→ What you are asked to do: Give back the full listing verbatim, apart from its images.
**** Material provided ****
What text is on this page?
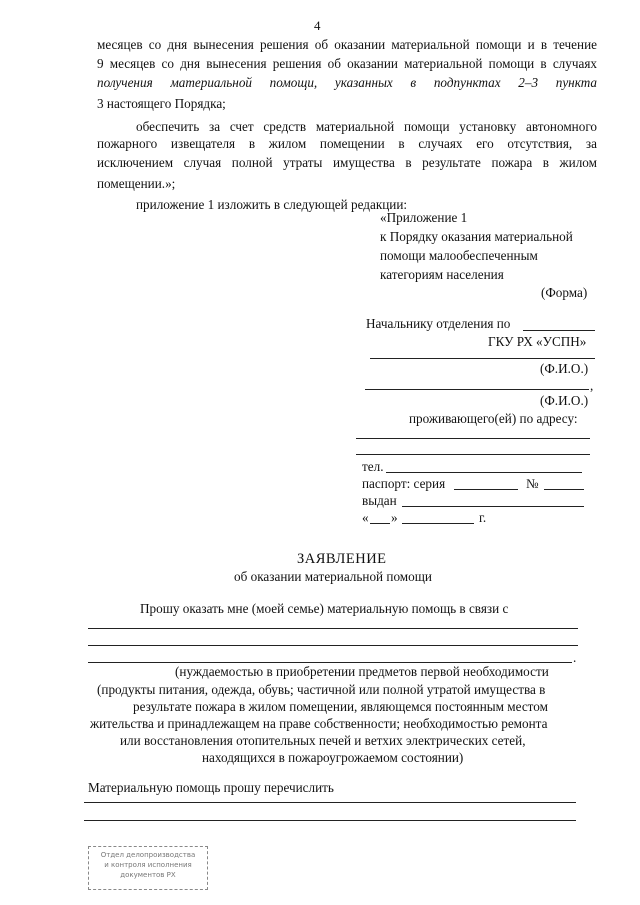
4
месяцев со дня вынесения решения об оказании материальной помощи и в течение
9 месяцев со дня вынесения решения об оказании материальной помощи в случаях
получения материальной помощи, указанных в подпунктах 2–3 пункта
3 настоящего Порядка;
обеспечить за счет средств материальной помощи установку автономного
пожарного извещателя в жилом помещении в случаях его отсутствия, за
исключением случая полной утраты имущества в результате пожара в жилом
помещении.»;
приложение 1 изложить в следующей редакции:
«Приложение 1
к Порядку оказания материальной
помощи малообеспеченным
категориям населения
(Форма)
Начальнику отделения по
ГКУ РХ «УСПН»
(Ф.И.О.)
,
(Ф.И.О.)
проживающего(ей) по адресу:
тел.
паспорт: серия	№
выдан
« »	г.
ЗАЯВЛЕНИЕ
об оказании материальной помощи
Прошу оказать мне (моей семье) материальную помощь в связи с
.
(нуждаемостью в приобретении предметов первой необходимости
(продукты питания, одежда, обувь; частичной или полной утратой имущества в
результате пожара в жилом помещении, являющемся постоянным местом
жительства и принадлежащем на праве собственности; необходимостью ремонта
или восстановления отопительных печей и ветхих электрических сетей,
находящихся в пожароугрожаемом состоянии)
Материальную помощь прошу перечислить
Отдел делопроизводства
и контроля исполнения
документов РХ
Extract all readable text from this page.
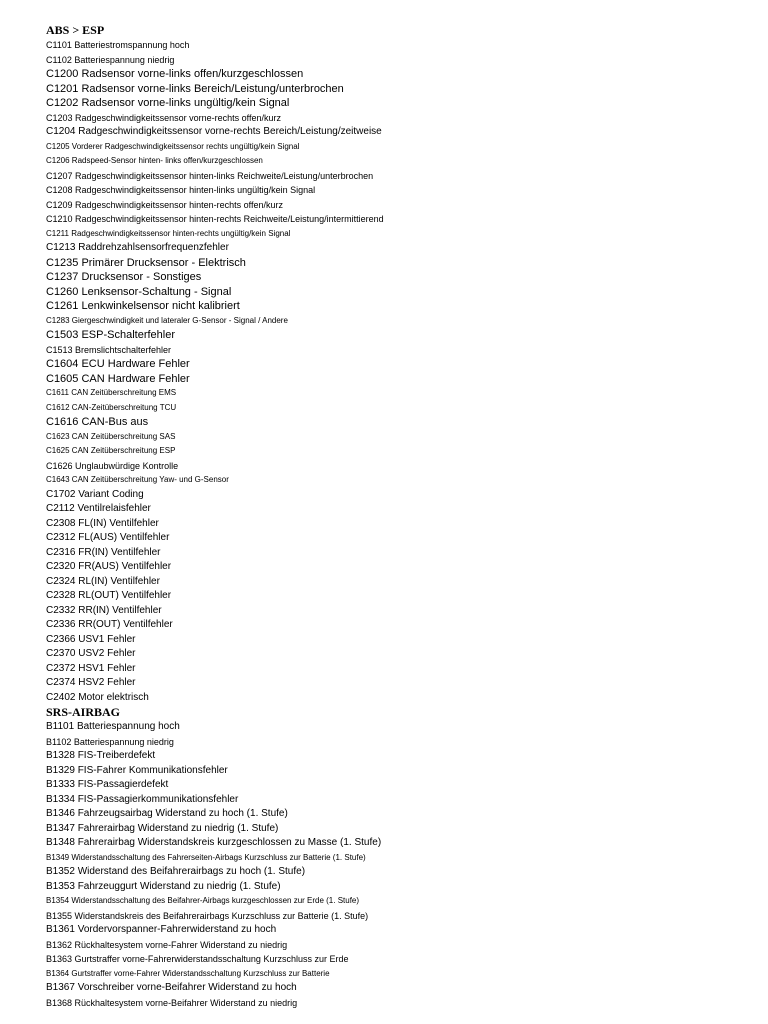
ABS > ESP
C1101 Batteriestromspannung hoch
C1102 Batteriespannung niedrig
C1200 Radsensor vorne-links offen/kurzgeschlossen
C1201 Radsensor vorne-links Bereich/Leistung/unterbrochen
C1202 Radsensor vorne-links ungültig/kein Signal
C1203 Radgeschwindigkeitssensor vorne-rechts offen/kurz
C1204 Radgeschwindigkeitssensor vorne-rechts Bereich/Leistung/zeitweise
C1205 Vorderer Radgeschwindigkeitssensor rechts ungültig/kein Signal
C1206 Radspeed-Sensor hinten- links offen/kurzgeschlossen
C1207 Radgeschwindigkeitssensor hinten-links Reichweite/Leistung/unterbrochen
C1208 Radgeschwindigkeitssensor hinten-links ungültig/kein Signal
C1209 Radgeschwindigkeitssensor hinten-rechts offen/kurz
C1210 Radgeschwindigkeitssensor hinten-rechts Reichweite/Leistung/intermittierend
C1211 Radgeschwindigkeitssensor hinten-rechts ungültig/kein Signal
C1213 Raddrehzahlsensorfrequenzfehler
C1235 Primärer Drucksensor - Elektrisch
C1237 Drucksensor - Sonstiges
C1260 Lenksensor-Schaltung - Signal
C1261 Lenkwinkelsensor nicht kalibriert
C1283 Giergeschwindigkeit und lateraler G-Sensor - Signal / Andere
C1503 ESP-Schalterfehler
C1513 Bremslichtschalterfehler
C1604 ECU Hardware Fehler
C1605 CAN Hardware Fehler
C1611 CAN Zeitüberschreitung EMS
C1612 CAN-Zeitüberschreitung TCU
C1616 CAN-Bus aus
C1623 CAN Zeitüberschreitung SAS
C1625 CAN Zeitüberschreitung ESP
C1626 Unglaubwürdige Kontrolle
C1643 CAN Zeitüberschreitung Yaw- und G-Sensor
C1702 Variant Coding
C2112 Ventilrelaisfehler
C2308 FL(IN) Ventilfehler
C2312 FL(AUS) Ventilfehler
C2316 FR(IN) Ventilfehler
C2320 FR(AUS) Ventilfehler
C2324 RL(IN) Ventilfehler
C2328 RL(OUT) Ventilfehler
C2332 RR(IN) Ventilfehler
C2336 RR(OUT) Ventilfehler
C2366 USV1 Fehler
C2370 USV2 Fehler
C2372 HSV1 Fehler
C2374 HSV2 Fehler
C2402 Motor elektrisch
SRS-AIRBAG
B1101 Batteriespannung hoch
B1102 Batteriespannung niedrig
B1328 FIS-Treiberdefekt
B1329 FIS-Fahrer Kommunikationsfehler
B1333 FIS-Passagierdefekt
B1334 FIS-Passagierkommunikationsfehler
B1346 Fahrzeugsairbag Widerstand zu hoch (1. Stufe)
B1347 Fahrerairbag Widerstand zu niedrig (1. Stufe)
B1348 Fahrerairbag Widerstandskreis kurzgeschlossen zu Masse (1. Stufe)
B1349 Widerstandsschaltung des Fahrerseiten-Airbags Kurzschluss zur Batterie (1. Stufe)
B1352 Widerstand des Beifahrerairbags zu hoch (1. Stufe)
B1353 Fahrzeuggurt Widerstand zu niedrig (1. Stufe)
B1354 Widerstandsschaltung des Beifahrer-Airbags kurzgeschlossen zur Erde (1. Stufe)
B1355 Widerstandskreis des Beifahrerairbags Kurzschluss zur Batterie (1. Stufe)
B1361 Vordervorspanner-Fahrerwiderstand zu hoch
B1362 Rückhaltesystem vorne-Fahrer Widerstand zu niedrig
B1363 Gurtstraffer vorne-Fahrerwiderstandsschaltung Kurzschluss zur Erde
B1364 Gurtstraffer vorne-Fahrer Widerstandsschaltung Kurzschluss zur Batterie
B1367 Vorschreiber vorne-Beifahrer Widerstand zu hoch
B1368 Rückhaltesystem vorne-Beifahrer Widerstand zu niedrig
****
→ Result:
What text is on this page?
4
месяцев со дня вынесения решения об оказании материальной помощи и в течение
9 месяцев со дня вынесения решения об оказании материальной помощи в случаях
получения материальной помощи, указанных в подпунктах 2–3 пункта
3 настоящего Порядка;
обеспечить за счет средств материальной помощи установку автономного
пожарного извещателя в жилом помещении в случаях его отсутствия, за
исключением случая полной утраты имущества в результате пожара в жилом
помещении.»;
приложение 1 изложить в следующей редакции:
«Приложение 1
к Порядку оказания материальной
помощи малообеспеченным
категориям населения
(Форма)
Начальнику отделения по
ГКУ РХ «УСПН»
(Ф.И.О.)
,
(Ф.И.О.)
проживающего(ей) по адресу:
тел.
паспорт: серия	№
выдан
« »	г.
ЗАЯВЛЕНИЕ
об оказании материальной помощи
Прошу оказать мне (моей семье) материальную помощь в связи с
.
(нуждаемостью в приобретении предметов первой необходимости
(продукты питания, одежда, обувь; частичной или полной утратой имущества в
результате пожара в жилом помещении, являющемся постоянным местом
жительства и принадлежащем на праве собственности; необходимостью ремонта
или восстановления отопительных печей и ветхих электрических сетей,
находящихся в пожароугрожаемом состоянии)
Материальную помощь прошу перечислить
Отдел делопроизводства
и контроля исполнения
документов РХ
Extract all readable text from this page.
ABS > ESP
C1101 Batteriestromspannung hoch
C1102 Batteriespannung niedrig
C1200 Radsensor vorne-links offen/kurzgeschlossen
C1201 Radsensor vorne-links Bereich/Leistung/unterbrochen
C1202 Radsensor vorne-links ungültig/kein Signal
C1203 Radgeschwindigkeitssensor vorne-rechts offen/kurz
C1204 Radgeschwindigkeitssensor vorne-rechts Bereich/Leistung/zeitweise
C1205 Vorderer Radgeschwindigkeitssensor rechts ungültig/kein Signal
C1206 Radspeed-Sensor hinten- links offen/kurzgeschlossen
C1207 Radgeschwindigkeitssensor hinten-links Reichweite/Leistung/unterbrochen
C1208 Radgeschwindigkeitssensor hinten-links ungültig/kein Signal
C1209 Radgeschwindigkeitssensor hinten-rechts offen/kurz
C1210 Radgeschwindigkeitssensor hinten-rechts Reichweite/Leistung/intermittierend
C1211 Radgeschwindigkeitssensor hinten-rechts ungültig/kein Signal
C1213 Raddrehzahlsensorfrequenzfehler
C1235 Primärer Drucksensor - Elektrisch
C1237 Drucksensor - Sonstiges
C1260 Lenksensor-Schaltung - Signal
C1261 Lenkwinkelsensor nicht kalibriert
C1283 Giergeschwindigkeit und lateraler G-Sensor - Signal / Andere
C1503 ESP-Schalterfehler
C1513 Bremslichtschalterfehler
C1604 ECU Hardware Fehler
C1605 CAN Hardware Fehler
C1611 CAN Zeitüberschreitung EMS
C1612 CAN-Zeitüberschreitung TCU
C1616 CAN-Bus aus
C1623 CAN Zeitüberschreitung SAS
C1625 CAN Zeitüberschreitung ESP
C1626 Unglaubwürdige Kontrolle
C1643 CAN Zeitüberschreitung Yaw- und G-Sensor
C1702 Variant Coding
C2112 Ventilrelaisfehler
C2308 FL(IN) Ventilfehler
C2312 FL(AUS) Ventilfehler
C2316 FR(IN) Ventilfehler
C2320 FR(AUS) Ventilfehler
C2324 RL(IN) Ventilfehler
C2328 RL(OUT) Ventilfehler
C2332 RR(IN) Ventilfehler
C2336 RR(OUT) Ventilfehler
C2366 USV1 Fehler
C2370 USV2 Fehler
C2372 HSV1 Fehler
C2374 HSV2 Fehler
C2402 Motor elektrisch
SRS-AIRBAG
B1101 Batteriespannung hoch
B1102 Batteriespannung niedrig
B1328 FIS-Treiberdefekt
B1329 FIS-Fahrer Kommunikationsfehler
B1333 FIS-Passagierdefekt
B1334 FIS-Passagierkommunikationsfehler
B1346 Fahrzeugsairbag Widerstand zu hoch (1. Stufe)
B1347 Fahrerairbag Widerstand zu niedrig (1. Stufe)
B1348 Fahrerairbag Widerstandskreis kurzgeschlossen zu Masse (1. Stufe)
B1349 Widerstandsschaltung des Fahrerseiten-Airbags Kurzschluss zur Batterie (1. Stufe)
B1352 Widerstand des Beifahrerairbags zu hoch (1. Stufe)
B1353 Fahrzeuggurt Widerstand zu niedrig (1. Stufe)
B1354 Widerstandsschaltung des Beifahrer-Airbags kurzgeschlossen zur Erde (1. Stufe)
B1355 Widerstandskreis des Beifahrerairbags Kurzschluss zur Batterie (1. Stufe)
B1361 Vordervorspanner-Fahrerwiderstand zu hoch
B1362 Rückhaltesystem vorne-Fahrer Widerstand zu niedrig
B1363 Gurtstraffer vorne-Fahrerwiderstandsschaltung Kurzschluss zur Erde
B1364 Gurtstraffer vorne-Fahrer Widerstandsschaltung Kurzschluss zur Batterie
B1367 Vorschreiber vorne-Beifahrer Widerstand zu hoch
B1368 Rückhaltesystem vorne-Beifahrer Widerstand zu niedrig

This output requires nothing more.